EXERCISE DIRECTIONS: Work through the data line by line, gathering every line that has the word "title".

========================================

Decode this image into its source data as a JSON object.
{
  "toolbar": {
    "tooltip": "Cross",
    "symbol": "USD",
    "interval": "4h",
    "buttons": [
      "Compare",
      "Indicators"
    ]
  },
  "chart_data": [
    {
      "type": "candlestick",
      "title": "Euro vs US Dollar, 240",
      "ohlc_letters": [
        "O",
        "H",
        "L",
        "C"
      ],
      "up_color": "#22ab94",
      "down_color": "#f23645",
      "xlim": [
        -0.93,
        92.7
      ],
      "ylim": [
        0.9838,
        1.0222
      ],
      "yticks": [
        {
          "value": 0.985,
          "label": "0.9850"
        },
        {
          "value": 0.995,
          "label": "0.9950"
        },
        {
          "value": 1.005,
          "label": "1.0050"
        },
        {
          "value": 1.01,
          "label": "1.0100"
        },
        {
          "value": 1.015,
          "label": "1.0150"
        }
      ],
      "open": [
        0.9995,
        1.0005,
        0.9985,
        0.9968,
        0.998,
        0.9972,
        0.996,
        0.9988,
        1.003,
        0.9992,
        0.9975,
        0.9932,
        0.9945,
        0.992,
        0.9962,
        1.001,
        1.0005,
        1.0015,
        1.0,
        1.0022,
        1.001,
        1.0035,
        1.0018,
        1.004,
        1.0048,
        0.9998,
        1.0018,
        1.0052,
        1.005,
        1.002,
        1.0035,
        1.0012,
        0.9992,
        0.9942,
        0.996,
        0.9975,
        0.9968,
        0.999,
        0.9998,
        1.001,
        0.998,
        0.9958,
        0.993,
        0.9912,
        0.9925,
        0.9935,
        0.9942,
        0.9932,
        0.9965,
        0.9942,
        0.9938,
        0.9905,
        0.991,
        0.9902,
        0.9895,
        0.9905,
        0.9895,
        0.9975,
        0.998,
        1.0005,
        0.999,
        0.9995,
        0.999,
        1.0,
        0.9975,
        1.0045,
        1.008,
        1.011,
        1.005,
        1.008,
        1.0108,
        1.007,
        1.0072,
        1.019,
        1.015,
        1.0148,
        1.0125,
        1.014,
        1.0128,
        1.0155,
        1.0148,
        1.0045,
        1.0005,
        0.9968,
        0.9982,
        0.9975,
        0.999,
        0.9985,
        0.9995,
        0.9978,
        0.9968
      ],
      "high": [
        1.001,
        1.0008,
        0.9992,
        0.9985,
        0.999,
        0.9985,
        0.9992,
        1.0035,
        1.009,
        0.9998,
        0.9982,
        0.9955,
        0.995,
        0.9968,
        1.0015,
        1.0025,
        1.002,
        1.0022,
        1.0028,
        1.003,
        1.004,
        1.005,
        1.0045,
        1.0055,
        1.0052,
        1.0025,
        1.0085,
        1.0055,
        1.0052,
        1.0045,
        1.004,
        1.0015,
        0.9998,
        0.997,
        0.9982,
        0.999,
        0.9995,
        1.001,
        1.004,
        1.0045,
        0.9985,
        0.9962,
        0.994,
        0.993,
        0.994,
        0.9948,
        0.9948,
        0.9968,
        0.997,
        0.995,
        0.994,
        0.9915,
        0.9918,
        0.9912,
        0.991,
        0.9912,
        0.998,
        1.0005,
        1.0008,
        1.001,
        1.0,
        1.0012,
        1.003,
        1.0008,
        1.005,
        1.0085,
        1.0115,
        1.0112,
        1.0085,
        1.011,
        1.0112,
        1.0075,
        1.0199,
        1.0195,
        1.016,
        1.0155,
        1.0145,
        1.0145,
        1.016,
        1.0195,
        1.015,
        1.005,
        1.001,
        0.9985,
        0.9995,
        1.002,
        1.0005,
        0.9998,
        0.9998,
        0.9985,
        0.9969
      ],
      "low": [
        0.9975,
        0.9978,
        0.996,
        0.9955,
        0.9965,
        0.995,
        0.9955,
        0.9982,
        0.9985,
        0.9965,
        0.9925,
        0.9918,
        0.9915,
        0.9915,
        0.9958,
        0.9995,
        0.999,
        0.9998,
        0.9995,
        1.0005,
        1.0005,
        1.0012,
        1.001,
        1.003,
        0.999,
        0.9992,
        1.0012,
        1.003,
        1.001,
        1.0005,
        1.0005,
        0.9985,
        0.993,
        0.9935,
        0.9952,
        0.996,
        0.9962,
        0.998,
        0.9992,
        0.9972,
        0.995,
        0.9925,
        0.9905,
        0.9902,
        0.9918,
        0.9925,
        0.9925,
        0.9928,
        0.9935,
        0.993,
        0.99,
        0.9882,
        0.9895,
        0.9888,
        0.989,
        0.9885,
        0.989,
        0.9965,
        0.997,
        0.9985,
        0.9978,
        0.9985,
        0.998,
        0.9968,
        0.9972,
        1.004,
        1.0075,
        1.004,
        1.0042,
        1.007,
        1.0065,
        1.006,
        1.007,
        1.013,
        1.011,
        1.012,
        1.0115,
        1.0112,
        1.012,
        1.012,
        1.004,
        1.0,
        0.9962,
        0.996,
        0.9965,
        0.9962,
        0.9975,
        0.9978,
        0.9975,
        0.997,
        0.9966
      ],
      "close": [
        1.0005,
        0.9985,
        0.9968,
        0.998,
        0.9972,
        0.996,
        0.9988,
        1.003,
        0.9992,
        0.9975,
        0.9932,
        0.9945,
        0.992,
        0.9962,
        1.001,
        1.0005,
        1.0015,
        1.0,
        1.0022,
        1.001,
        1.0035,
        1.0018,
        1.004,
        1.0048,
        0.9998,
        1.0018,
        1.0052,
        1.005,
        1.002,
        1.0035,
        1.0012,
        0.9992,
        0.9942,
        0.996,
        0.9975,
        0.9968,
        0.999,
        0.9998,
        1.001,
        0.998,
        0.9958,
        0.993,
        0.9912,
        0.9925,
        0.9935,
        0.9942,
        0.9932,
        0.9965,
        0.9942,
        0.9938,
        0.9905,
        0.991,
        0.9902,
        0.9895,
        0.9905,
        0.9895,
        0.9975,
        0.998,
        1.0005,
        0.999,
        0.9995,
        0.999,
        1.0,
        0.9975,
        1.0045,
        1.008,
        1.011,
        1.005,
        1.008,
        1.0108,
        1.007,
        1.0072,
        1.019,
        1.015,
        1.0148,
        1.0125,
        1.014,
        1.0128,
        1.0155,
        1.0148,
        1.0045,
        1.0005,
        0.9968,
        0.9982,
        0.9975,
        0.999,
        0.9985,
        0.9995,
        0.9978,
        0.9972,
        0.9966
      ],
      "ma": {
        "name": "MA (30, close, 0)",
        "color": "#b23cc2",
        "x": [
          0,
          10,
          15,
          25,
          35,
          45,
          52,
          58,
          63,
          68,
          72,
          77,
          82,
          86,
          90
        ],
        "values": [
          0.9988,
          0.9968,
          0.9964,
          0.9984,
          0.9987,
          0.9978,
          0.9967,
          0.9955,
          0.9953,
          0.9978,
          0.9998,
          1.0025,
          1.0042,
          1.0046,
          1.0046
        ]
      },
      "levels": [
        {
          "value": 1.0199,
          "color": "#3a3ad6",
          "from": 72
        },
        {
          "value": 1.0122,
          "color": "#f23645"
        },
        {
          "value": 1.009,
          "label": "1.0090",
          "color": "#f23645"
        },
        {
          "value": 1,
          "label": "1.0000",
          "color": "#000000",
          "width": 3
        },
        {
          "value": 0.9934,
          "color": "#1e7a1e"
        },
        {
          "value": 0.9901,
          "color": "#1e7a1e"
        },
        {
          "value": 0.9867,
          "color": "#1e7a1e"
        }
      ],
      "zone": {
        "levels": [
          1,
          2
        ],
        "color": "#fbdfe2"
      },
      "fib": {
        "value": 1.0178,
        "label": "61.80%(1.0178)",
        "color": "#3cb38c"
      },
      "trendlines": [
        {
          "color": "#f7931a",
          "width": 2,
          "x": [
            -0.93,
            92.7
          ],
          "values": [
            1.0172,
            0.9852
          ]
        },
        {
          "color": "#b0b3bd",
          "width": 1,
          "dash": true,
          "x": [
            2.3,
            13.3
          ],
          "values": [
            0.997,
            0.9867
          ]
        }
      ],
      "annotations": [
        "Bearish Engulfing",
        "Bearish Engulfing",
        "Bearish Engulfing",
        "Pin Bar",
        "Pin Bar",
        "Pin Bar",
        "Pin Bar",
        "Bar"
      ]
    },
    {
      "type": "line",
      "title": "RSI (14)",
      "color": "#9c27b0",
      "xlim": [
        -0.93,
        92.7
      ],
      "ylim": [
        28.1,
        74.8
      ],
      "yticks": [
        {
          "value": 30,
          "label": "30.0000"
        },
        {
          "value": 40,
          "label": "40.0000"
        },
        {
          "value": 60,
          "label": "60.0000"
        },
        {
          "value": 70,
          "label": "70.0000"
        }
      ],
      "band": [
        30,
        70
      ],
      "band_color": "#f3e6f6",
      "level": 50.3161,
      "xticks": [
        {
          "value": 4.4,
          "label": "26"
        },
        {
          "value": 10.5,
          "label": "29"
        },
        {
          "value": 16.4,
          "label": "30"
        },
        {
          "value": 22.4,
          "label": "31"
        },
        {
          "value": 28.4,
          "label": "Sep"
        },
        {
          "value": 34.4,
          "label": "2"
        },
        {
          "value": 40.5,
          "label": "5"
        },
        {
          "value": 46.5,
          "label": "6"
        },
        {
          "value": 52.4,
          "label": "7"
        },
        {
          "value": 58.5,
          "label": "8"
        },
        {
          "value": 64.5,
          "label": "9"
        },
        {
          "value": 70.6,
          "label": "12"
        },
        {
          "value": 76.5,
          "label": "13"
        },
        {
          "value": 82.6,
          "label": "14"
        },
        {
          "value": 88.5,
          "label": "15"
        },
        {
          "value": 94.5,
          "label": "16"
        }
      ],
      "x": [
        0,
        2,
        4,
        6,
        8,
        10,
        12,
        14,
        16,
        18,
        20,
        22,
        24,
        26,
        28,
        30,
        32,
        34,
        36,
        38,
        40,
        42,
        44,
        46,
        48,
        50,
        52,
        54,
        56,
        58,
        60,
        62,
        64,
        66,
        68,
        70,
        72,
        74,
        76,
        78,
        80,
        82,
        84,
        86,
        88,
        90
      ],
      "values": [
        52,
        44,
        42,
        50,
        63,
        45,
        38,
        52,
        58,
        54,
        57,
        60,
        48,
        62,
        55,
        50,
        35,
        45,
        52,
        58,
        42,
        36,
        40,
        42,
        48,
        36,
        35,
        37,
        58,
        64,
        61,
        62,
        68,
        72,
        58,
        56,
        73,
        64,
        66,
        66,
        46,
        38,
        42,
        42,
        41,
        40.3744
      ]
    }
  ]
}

========================================

ANSWER BELOW:
      "title": "Euro vs US Dollar, 240",
      "title": "RSI (14)",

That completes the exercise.